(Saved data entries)
******

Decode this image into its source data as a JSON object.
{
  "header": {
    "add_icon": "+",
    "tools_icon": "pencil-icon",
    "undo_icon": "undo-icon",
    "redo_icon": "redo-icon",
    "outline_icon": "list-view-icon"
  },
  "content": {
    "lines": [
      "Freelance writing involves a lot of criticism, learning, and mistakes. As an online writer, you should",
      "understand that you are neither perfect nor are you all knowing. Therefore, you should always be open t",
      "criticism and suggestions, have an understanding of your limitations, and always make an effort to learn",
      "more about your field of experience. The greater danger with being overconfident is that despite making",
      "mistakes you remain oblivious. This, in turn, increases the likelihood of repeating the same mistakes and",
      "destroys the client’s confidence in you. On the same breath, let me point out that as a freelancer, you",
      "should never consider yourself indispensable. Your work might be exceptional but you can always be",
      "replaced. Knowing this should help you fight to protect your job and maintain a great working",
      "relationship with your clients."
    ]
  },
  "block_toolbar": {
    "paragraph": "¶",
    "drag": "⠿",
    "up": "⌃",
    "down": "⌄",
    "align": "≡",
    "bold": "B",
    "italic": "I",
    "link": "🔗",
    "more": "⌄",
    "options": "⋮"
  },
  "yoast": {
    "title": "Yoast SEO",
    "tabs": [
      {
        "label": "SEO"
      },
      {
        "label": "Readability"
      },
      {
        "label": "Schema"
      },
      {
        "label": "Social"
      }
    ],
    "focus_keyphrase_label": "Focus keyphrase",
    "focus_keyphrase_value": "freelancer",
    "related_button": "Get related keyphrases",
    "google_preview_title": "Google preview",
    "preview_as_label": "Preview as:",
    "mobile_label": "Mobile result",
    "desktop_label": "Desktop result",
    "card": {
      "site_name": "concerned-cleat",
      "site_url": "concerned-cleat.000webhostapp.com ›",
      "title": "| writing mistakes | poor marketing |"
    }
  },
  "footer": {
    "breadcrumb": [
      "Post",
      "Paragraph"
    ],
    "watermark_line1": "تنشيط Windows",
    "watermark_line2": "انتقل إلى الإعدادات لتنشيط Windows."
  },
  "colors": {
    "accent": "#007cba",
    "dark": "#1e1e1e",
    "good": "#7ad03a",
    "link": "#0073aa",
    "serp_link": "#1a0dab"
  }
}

******

Using the data above, output each line exactly.

Decode this image into its source data as a JSON object.
{
  "header": {
    "add_icon": "+",
    "tools_icon": "pencil-icon",
    "undo_icon": "undo-icon",
    "redo_icon": "redo-icon",
    "outline_icon": "list-view-icon"
  },
  "content": {
    "lines": [
      "Freelance writing involves a lot of criticism, learning, and mistakes. As an online writer, you should",
      "understand that you are neither perfect nor are you all knowing. Therefore, you should always be open t",
      "criticism and suggestions, have an understanding of your limitations, and always make an effort to learn",
      "more about your field of experience. The greater danger with being overconfident is that despite making",
      "mistakes you remain oblivious. This, in turn, increases the likelihood of repeating the same mistakes and",
      "destroys the client’s confidence in you. On the same breath, let me point out that as a freelancer, you",
      "should never consider yourself indispensable. Your work might be exceptional but you can always be",
      "replaced. Knowing this should help you fight to protect your job and maintain a great working",
      "relationship with your clients."
    ]
  },
  "block_toolbar": {
    "paragraph": "¶",
    "drag": "⠿",
    "up": "⌃",
    "down": "⌄",
    "align": "≡",
    "bold": "B",
    "italic": "I",
    "link": "🔗",
    "more": "⌄",
    "options": "⋮"
  },
  "yoast": {
    "title": "Yoast SEO",
    "tabs": [
      {
        "label": "SEO"
      },
      {
        "label": "Readability"
      },
      {
        "label": "Schema"
      },
      {
        "label": "Social"
      }
    ],
    "focus_keyphrase_label": "Focus keyphrase",
    "focus_keyphrase_value": "freelancer",
    "related_button": "Get related keyphrases",
    "google_preview_title": "Google preview",
    "preview_as_label": "Preview as:",
    "mobile_label": "Mobile result",
    "desktop_label": "Desktop result",
    "card": {
      "site_name": "concerned-cleat",
      "site_url": "concerned-cleat.000webhostapp.com ›",
      "title": "| writing mistakes | poor marketing |"
    }
  },
  "footer": {
    "breadcrumb": [
      "Post",
      "Paragraph"
    ],
    "watermark_line1": "تنشيط Windows",
    "watermark_line2": "انتقل إلى الإعدادات لتنشيط Windows."
  },
  "colors": {
    "accent": "#007cba",
    "dark": "#1e1e1e",
    "good": "#7ad03a",
    "link": "#0073aa",
    "serp_link": "#1a0dab"
  }
}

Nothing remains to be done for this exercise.